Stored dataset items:
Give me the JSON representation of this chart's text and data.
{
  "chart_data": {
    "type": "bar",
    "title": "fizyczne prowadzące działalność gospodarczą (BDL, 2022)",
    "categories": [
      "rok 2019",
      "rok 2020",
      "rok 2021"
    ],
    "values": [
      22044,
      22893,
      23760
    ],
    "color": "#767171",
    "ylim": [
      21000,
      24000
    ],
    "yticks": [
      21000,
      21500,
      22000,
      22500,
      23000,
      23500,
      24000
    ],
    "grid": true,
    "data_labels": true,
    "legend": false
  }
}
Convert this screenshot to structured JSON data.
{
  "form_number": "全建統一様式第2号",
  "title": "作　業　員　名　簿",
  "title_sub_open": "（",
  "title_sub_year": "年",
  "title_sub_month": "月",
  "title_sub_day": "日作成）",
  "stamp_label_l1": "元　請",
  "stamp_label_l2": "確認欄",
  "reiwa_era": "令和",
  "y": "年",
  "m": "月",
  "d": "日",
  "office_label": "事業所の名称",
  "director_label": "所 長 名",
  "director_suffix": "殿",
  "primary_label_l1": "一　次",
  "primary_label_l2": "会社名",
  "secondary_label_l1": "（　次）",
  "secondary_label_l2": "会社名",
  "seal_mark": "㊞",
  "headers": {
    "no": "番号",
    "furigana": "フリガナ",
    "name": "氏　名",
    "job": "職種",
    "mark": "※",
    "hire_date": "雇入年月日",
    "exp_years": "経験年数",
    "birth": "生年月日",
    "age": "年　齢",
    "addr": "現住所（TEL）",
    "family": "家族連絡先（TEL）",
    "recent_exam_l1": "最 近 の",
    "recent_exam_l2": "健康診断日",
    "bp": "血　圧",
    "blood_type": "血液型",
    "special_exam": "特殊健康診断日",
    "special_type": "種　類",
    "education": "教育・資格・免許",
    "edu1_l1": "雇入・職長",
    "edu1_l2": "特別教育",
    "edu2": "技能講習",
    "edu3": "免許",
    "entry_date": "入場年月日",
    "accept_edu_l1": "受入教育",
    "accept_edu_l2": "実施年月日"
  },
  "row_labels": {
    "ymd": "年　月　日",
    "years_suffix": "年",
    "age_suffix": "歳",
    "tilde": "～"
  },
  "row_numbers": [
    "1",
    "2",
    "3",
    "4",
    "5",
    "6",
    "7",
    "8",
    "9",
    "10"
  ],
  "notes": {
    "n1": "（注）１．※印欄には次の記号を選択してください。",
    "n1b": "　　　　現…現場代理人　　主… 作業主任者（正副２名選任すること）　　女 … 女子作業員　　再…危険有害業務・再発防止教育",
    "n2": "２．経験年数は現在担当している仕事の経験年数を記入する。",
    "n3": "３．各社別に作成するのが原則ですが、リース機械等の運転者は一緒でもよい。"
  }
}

*What the task asks*. Take every line that includes the string "this" and copy it.

*The solution*.
Give me the JSON representation of this chart's text and data.
Convert this screenshot to structured JSON data.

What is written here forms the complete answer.